- **Task prompt**: Among the records below, count the lines where "highlight" occurs, and report that total alone.

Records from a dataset
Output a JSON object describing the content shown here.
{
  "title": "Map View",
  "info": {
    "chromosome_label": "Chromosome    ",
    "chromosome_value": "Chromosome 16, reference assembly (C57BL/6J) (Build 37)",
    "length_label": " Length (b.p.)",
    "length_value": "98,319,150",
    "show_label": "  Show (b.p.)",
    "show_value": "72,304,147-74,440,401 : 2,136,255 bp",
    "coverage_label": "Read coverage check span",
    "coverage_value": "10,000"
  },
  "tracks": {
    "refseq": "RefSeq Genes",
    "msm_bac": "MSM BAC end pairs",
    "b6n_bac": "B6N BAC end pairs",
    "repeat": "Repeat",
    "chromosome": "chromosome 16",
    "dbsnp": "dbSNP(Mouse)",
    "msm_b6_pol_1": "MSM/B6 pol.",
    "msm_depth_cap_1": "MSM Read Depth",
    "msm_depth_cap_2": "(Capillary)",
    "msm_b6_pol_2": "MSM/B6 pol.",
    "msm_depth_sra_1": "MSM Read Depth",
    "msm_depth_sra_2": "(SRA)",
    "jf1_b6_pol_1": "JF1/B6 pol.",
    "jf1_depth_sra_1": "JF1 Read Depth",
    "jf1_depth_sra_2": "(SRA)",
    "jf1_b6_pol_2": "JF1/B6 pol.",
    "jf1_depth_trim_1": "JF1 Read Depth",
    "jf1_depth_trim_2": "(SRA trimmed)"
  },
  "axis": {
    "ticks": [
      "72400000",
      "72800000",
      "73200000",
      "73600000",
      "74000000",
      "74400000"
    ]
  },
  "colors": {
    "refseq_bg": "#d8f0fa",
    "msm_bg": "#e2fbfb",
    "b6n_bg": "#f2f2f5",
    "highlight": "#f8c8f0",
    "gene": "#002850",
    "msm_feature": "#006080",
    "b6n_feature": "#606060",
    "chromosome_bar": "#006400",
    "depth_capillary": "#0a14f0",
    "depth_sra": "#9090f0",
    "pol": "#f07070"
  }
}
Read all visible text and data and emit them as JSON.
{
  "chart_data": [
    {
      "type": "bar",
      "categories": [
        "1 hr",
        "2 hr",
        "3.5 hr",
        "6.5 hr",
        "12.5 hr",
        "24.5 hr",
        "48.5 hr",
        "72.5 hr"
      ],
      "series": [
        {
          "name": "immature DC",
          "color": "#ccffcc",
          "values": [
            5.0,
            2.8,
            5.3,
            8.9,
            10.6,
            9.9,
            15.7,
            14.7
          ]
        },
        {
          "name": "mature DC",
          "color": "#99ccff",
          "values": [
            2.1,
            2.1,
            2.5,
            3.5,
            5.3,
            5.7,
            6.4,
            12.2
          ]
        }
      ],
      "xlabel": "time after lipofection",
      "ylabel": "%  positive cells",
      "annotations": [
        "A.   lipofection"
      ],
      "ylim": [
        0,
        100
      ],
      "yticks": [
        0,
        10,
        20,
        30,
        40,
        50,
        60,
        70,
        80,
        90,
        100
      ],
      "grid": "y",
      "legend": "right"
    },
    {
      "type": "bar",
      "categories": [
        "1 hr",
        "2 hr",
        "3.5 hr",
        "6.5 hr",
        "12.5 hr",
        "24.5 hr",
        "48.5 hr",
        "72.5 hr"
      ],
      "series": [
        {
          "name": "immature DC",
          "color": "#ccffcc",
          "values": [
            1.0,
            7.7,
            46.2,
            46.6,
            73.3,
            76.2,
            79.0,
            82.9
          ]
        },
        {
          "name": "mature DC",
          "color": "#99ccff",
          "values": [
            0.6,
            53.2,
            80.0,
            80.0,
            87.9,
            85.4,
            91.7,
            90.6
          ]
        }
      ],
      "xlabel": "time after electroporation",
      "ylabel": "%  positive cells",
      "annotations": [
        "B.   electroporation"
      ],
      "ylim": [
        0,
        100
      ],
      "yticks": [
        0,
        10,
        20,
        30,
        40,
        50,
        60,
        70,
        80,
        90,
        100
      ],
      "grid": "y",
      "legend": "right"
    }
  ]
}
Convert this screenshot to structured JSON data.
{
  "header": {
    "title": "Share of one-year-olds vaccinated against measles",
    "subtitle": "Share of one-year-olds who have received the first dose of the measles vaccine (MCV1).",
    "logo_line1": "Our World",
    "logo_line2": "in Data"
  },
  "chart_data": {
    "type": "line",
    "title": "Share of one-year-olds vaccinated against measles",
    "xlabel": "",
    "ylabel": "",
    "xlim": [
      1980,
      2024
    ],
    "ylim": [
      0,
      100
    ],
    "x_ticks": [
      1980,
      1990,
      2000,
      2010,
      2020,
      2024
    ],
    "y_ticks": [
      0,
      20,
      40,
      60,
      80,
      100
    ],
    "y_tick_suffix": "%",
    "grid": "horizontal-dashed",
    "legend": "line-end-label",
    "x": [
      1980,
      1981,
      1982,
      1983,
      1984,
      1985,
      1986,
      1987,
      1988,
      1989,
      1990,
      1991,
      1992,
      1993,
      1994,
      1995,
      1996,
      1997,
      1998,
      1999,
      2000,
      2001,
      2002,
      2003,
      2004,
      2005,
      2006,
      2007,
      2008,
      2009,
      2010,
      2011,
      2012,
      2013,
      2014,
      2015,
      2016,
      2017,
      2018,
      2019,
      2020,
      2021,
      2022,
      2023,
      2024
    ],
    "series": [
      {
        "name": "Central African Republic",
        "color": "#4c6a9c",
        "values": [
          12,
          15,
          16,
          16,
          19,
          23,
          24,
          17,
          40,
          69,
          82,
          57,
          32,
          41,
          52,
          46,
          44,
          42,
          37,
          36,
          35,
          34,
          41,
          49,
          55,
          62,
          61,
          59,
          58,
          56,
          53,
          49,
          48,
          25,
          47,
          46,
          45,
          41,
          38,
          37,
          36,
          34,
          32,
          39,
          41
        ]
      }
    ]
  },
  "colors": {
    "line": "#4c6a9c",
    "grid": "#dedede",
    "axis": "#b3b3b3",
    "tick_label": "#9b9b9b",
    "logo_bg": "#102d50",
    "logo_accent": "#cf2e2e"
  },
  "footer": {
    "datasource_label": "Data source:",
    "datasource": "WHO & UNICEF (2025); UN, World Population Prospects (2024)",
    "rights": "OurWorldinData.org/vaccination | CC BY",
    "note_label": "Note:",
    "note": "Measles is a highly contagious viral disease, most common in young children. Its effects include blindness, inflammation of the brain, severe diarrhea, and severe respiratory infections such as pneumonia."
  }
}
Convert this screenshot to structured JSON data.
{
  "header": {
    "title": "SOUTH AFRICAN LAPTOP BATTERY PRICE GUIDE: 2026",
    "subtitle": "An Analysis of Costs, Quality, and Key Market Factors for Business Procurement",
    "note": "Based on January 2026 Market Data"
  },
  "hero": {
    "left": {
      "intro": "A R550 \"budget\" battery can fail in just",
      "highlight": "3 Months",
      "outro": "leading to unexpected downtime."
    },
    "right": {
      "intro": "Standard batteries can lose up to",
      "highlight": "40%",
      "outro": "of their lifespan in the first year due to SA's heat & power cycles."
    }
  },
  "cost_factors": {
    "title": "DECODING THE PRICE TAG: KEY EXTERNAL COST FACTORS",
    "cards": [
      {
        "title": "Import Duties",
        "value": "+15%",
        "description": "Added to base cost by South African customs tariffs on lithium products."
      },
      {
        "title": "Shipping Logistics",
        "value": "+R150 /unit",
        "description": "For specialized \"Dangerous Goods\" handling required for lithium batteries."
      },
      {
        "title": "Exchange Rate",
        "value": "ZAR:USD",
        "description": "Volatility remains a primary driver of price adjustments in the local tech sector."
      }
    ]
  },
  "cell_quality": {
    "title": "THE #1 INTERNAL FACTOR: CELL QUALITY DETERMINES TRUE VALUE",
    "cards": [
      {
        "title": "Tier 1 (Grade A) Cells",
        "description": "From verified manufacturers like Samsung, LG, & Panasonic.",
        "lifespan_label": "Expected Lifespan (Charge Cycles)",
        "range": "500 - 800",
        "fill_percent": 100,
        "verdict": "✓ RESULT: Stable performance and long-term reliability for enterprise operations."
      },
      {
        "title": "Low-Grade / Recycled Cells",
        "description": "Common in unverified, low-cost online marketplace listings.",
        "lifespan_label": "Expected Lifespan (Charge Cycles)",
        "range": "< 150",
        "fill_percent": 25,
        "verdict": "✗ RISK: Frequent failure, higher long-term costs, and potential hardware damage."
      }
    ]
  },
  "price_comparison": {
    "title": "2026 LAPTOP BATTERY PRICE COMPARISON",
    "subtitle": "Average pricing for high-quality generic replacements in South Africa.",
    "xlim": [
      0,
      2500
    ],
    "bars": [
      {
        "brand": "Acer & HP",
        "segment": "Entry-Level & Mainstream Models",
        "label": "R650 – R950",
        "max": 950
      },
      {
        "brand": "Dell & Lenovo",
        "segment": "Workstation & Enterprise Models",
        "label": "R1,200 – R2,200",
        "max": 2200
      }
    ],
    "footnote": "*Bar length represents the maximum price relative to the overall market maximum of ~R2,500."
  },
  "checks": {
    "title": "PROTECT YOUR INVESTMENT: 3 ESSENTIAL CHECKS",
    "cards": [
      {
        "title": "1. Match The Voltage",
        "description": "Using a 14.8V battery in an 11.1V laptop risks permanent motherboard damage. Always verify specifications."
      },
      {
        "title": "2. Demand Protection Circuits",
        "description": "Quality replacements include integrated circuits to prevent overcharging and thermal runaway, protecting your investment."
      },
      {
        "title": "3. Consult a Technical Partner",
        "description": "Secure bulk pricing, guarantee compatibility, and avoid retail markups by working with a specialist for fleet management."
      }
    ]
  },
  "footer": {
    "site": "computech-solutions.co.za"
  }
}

- **Response**: 3